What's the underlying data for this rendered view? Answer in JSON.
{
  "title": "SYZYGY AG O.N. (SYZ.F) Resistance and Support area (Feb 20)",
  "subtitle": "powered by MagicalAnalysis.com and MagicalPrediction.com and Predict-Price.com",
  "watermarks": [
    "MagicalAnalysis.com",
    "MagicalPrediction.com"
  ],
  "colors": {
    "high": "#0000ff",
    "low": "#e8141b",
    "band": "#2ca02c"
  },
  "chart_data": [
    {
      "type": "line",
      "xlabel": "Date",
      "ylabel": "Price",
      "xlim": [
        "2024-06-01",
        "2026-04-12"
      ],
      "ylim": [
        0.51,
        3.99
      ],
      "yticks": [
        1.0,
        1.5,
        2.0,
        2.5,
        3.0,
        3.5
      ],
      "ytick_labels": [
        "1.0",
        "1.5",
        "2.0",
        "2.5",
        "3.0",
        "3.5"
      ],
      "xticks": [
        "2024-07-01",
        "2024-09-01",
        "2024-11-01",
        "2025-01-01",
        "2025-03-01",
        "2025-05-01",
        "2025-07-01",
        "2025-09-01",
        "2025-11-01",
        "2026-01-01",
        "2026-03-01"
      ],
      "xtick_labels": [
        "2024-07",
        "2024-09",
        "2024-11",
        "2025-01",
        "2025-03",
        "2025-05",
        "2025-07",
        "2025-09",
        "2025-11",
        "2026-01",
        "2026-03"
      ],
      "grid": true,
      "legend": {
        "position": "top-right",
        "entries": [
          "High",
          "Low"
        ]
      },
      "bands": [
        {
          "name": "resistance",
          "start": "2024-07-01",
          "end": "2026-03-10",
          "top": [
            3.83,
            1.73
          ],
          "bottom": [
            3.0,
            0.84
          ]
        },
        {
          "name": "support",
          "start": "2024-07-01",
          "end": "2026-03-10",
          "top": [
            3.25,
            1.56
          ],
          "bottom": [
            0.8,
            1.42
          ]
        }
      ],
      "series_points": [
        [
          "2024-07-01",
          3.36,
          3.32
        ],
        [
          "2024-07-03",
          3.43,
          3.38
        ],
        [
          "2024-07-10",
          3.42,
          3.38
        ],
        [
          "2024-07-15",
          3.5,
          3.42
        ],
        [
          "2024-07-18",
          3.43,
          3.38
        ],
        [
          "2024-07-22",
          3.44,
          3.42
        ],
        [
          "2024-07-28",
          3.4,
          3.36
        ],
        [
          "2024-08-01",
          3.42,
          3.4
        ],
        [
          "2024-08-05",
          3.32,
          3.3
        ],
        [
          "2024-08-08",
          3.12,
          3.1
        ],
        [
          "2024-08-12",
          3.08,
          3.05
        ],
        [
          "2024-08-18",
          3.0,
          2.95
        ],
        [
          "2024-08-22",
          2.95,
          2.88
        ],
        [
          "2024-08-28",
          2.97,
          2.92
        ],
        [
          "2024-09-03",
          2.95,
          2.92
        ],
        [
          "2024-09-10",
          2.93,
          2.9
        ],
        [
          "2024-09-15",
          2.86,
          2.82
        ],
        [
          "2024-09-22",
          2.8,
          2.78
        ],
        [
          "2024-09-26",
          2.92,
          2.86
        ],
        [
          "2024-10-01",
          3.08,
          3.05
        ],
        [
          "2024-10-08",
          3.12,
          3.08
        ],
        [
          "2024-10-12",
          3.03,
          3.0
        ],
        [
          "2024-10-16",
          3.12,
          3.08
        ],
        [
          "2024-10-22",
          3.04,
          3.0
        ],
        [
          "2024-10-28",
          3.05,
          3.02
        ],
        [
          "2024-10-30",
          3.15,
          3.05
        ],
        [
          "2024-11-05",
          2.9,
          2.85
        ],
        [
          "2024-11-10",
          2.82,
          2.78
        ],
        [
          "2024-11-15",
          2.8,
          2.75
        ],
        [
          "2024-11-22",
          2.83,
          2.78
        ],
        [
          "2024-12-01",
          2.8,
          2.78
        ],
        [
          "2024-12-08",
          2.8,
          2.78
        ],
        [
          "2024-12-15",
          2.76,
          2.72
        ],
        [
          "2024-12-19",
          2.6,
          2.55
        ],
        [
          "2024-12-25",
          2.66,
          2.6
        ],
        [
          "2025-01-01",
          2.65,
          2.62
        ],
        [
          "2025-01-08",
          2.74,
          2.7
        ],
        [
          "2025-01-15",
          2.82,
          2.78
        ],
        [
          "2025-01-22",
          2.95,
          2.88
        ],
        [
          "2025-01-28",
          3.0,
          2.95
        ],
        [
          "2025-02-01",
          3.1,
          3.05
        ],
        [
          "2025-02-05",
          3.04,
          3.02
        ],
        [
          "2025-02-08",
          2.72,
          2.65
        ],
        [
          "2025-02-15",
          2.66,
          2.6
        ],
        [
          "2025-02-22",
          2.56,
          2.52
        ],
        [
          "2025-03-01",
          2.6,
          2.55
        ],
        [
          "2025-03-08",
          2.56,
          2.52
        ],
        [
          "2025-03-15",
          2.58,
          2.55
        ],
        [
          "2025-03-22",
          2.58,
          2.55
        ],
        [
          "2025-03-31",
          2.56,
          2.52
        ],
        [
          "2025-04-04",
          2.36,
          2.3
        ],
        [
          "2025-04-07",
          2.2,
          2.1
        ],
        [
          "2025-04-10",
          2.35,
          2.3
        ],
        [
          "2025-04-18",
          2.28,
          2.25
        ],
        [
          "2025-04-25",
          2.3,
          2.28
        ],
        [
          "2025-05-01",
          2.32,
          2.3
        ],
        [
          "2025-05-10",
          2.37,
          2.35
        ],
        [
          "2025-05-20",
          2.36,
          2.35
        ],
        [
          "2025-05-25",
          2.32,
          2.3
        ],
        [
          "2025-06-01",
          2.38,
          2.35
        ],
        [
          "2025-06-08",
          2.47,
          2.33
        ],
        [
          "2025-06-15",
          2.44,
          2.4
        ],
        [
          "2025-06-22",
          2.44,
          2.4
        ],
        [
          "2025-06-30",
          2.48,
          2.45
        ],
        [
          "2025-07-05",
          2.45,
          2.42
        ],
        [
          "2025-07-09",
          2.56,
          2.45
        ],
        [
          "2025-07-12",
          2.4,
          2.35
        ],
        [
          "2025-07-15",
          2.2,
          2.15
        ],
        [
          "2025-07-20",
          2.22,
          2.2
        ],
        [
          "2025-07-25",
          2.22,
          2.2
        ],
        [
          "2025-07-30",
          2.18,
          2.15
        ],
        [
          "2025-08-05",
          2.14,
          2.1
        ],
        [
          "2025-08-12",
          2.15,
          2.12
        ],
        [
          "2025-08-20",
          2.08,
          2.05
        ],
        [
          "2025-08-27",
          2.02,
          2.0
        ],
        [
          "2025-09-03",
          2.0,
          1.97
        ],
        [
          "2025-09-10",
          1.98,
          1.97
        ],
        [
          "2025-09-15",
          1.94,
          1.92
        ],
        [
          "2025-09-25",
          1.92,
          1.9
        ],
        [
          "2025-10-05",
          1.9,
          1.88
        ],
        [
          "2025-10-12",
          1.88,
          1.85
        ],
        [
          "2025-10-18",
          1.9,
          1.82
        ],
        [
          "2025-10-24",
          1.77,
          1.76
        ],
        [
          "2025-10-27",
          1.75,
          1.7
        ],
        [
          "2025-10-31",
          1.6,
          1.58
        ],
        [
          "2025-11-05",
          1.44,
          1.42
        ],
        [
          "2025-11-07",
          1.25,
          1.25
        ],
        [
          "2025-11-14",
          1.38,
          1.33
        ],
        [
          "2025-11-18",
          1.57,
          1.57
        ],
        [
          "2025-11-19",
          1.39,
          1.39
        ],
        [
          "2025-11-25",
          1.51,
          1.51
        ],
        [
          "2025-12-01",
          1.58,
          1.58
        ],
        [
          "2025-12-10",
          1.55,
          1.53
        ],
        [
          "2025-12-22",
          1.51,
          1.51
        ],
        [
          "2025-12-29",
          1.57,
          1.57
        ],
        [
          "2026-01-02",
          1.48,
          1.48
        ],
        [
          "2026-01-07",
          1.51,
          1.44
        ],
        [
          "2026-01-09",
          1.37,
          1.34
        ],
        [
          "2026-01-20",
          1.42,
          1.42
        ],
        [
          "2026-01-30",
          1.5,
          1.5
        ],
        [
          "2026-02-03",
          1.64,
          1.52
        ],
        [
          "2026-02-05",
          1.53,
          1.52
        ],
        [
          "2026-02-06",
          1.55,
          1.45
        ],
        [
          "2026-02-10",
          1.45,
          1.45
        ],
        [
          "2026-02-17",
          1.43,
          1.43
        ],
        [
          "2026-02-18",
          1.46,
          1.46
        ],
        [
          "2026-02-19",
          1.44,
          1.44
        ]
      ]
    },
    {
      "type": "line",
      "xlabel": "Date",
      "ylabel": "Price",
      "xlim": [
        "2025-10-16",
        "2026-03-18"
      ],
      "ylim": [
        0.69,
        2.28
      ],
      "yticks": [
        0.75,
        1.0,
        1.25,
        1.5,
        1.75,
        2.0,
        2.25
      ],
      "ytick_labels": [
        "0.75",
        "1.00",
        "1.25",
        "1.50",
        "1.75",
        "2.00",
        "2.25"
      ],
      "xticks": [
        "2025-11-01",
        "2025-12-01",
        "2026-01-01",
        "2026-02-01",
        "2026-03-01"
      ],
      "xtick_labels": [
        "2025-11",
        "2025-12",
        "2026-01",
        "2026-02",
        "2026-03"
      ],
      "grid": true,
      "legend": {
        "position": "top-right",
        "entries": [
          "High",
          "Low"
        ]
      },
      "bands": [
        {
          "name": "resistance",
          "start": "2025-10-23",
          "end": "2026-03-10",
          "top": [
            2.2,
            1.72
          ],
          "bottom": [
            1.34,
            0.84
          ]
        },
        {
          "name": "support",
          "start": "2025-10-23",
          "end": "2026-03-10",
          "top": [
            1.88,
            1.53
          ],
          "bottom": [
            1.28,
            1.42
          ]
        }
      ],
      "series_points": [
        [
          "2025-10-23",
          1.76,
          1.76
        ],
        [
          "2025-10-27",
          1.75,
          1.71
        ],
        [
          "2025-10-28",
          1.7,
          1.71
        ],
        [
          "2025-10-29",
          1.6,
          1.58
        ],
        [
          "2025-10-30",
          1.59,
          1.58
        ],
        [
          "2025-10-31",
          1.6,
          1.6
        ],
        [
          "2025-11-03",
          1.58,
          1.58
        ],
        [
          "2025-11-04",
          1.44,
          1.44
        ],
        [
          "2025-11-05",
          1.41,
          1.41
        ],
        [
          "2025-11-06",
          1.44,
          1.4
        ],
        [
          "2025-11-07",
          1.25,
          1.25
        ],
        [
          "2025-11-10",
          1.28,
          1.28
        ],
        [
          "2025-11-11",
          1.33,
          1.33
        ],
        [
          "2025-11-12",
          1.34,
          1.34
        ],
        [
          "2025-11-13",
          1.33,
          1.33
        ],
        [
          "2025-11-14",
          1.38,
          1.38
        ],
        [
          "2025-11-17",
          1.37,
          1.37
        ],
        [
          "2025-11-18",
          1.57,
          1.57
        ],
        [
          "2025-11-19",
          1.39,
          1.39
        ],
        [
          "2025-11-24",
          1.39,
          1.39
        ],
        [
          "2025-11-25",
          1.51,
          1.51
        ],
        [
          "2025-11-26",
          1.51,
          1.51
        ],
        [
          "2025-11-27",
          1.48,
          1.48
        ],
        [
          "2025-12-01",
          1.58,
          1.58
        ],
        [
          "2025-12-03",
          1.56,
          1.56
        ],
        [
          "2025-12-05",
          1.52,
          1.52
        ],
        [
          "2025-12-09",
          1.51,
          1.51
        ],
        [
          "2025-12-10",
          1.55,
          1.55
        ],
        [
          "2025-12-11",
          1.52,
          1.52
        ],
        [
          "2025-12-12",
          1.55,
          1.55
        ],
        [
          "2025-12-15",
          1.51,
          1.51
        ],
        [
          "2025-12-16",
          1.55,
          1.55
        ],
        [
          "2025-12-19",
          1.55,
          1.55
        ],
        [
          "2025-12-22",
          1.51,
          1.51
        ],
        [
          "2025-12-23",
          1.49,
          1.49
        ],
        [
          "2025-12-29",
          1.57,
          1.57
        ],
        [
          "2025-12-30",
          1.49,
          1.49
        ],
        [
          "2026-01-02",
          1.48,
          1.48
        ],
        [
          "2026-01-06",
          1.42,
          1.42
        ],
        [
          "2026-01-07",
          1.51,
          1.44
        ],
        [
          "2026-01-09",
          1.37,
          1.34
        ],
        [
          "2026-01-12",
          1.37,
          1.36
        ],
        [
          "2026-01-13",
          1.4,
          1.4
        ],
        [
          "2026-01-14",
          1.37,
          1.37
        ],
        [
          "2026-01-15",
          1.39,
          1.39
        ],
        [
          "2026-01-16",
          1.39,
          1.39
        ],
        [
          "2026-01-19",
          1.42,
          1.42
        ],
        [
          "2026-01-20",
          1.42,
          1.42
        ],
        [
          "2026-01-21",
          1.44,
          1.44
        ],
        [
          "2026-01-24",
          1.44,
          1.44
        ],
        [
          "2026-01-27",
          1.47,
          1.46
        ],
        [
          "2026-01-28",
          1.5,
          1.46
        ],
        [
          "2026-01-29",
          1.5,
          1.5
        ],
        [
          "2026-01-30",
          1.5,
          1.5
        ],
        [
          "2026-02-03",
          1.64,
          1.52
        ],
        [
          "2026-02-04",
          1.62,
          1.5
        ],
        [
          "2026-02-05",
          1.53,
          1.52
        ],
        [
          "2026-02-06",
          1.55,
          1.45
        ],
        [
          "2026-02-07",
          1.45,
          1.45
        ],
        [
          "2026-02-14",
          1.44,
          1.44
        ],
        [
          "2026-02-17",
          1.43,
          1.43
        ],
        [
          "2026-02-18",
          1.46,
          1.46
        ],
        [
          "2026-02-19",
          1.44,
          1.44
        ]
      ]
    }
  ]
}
****
Task to complete:
State how many lines in the entries above include the word "MagicalPrediction"; reply with the number alone.

Task solution:
2